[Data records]
-------------------------

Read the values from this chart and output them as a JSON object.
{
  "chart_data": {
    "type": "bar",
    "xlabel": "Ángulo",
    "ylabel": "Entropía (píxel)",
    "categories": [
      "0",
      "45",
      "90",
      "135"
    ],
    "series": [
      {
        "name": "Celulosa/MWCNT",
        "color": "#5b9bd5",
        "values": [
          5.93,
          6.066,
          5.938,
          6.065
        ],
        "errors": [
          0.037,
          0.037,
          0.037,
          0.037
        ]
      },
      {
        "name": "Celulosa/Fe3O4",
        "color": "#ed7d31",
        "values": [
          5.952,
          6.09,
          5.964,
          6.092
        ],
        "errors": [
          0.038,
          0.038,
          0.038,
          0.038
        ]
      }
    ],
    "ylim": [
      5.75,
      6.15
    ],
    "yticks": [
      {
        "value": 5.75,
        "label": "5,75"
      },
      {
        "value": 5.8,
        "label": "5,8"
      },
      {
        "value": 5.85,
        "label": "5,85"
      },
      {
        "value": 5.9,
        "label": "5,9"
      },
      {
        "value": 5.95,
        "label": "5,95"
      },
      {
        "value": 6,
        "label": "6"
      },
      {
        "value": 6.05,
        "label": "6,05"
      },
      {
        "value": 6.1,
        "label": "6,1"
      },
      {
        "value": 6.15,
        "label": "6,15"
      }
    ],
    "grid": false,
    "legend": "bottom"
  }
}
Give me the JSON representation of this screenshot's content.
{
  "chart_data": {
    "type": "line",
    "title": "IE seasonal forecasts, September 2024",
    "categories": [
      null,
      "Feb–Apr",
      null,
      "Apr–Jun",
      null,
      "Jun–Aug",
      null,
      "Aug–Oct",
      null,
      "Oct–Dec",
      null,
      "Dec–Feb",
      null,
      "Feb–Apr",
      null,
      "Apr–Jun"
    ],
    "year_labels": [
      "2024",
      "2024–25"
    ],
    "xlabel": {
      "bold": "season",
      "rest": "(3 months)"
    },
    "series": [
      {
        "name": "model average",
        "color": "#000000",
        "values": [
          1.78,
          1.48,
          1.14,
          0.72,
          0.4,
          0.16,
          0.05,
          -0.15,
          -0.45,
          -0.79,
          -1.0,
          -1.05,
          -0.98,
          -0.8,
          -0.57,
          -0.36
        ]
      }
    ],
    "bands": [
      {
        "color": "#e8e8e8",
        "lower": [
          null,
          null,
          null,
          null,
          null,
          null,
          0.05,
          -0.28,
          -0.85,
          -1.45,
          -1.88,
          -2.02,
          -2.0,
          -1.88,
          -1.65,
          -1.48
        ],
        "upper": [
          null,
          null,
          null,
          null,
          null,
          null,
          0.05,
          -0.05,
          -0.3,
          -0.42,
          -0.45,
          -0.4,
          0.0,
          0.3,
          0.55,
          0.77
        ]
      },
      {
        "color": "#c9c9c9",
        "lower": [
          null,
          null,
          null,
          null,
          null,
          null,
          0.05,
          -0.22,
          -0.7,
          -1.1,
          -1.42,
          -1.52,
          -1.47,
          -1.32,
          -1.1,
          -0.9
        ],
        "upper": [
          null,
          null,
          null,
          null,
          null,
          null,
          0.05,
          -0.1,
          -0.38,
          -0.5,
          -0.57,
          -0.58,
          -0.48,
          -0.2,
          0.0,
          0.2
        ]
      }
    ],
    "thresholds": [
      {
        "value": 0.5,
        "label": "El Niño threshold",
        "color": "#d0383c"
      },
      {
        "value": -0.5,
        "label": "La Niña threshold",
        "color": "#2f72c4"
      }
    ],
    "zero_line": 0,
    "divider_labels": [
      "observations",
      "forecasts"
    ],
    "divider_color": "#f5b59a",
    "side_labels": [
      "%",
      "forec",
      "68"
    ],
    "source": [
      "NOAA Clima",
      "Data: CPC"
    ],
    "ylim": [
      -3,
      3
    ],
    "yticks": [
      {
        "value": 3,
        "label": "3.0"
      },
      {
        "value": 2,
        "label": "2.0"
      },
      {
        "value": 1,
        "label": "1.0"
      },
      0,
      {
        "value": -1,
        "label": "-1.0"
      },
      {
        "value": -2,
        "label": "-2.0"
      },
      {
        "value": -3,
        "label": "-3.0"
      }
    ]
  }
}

-------------------------

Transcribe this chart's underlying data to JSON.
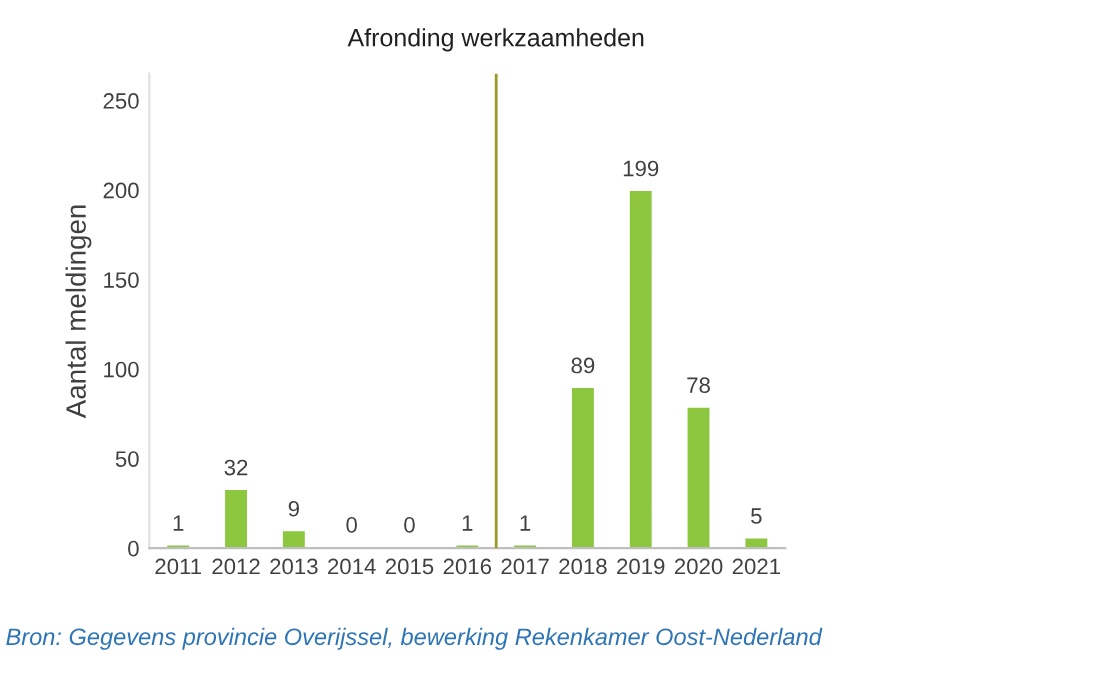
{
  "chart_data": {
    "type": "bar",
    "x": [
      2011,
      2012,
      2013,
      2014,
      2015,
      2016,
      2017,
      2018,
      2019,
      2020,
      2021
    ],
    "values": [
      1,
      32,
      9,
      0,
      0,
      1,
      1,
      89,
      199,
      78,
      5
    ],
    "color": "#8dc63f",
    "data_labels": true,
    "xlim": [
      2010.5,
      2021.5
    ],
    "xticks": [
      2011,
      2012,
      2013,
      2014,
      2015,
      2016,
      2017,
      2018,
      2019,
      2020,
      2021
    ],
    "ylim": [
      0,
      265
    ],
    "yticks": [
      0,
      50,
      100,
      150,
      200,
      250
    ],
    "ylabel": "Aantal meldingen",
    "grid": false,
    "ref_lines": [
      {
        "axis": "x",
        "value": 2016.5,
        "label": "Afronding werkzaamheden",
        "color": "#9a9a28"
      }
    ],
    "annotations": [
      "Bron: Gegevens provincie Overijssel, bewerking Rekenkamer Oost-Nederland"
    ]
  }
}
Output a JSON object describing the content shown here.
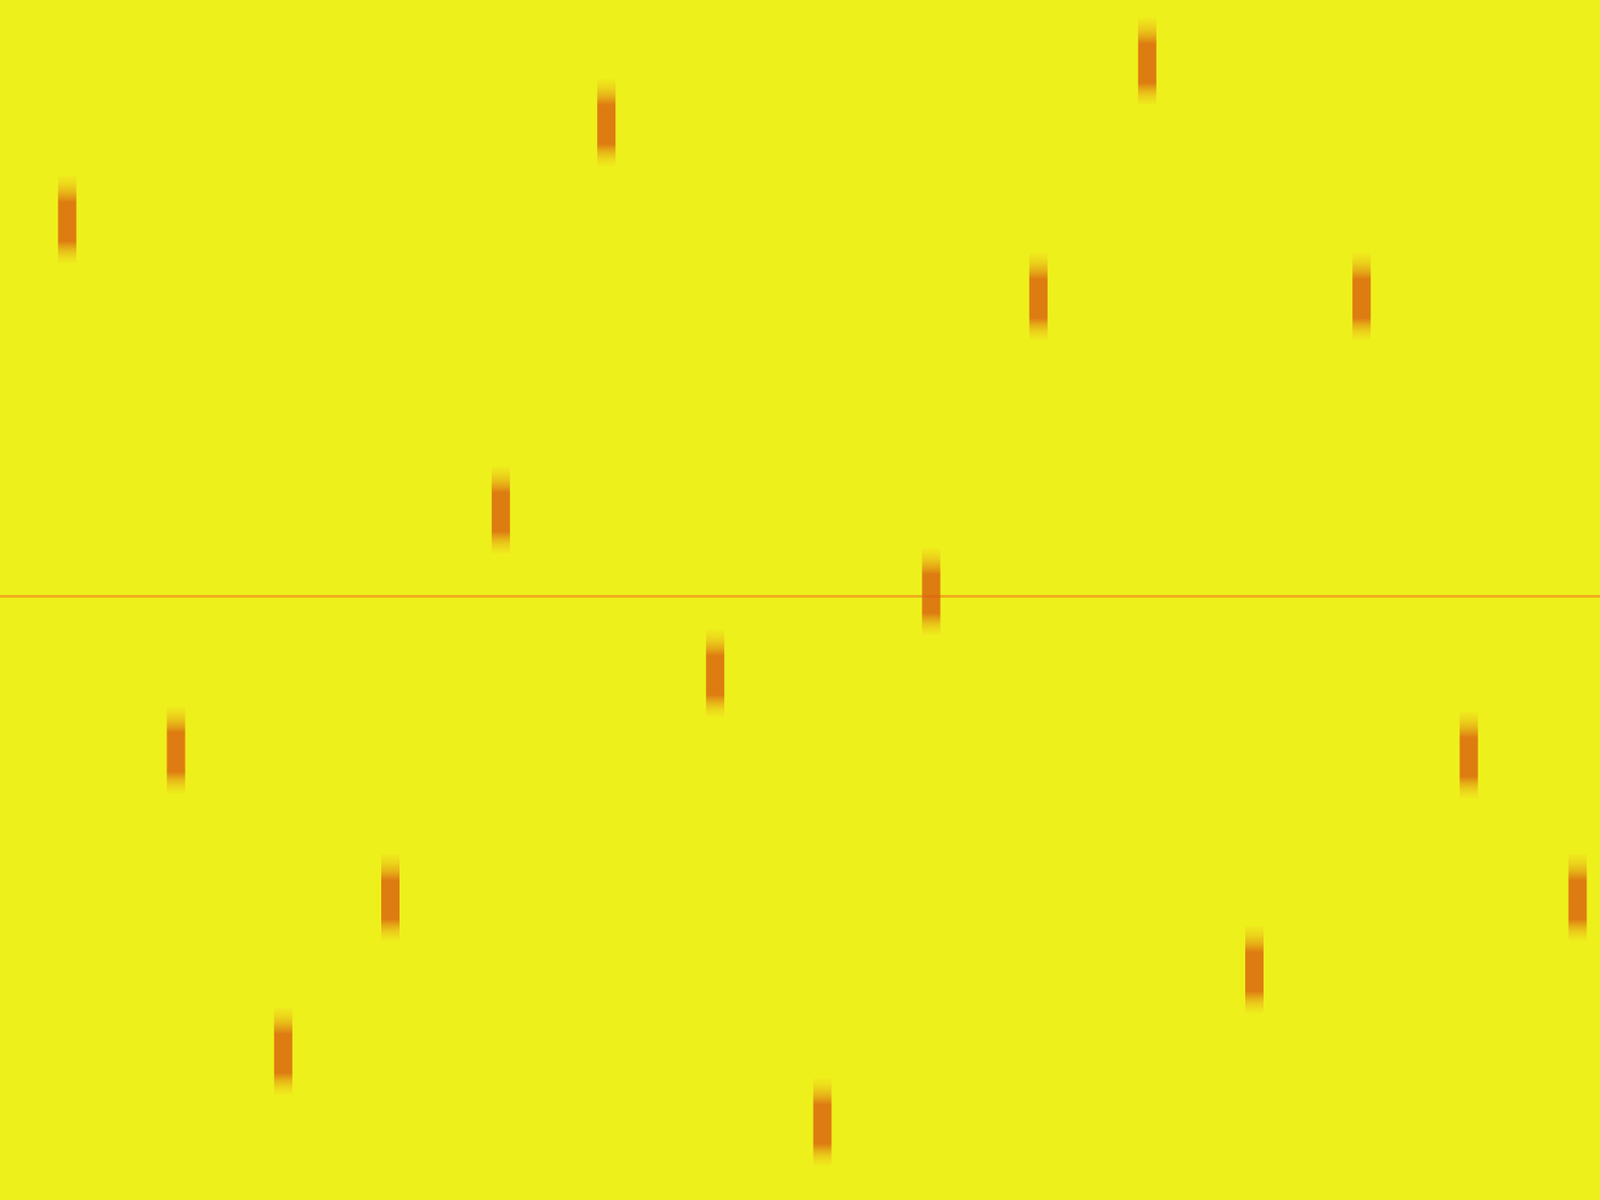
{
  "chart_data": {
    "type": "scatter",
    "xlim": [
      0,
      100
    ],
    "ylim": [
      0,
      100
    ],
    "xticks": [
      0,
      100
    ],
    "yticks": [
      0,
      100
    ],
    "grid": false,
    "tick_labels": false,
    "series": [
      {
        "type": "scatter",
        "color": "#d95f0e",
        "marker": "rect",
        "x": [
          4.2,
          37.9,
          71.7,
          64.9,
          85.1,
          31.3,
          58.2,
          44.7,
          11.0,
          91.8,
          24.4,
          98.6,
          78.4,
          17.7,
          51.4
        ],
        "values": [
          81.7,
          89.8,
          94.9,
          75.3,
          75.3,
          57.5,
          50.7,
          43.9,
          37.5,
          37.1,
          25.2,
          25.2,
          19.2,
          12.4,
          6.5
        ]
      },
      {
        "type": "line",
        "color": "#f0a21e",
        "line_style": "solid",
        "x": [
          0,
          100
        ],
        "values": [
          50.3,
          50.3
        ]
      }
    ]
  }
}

-------------------------

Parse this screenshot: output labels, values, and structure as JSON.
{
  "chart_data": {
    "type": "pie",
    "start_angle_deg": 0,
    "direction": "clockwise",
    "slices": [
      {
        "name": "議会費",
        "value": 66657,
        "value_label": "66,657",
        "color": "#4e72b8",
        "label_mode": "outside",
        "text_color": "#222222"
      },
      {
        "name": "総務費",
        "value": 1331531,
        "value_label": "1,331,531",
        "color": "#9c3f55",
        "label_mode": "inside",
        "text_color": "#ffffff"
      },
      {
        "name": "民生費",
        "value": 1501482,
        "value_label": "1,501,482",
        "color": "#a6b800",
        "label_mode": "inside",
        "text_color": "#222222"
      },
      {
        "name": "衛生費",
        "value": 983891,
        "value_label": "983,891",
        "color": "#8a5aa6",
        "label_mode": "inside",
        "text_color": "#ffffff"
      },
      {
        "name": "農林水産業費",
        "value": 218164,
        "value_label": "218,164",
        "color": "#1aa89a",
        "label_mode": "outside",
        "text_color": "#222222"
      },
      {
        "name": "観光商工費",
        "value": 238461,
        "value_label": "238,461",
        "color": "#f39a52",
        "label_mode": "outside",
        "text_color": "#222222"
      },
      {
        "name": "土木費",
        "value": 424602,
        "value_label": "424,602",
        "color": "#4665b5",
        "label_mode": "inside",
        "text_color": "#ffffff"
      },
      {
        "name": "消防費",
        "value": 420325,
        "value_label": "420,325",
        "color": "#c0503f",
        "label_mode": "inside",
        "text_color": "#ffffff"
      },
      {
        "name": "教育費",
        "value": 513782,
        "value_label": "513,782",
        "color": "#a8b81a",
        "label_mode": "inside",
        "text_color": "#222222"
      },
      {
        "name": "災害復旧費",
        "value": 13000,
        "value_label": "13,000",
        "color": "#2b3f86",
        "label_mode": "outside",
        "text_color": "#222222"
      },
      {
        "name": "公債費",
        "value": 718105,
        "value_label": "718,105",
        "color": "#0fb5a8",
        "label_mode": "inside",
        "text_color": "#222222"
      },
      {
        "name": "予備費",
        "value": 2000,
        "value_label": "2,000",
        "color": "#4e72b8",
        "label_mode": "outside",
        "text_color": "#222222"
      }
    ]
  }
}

-------------------------

Whenever "type" turns up in a line, pick that line out.

    "type": "bar",
    "type": "line",
    "type": "bar",
    "type": "scatter",
        "type": "scatter",
        "type": "line",
    "type": "pie",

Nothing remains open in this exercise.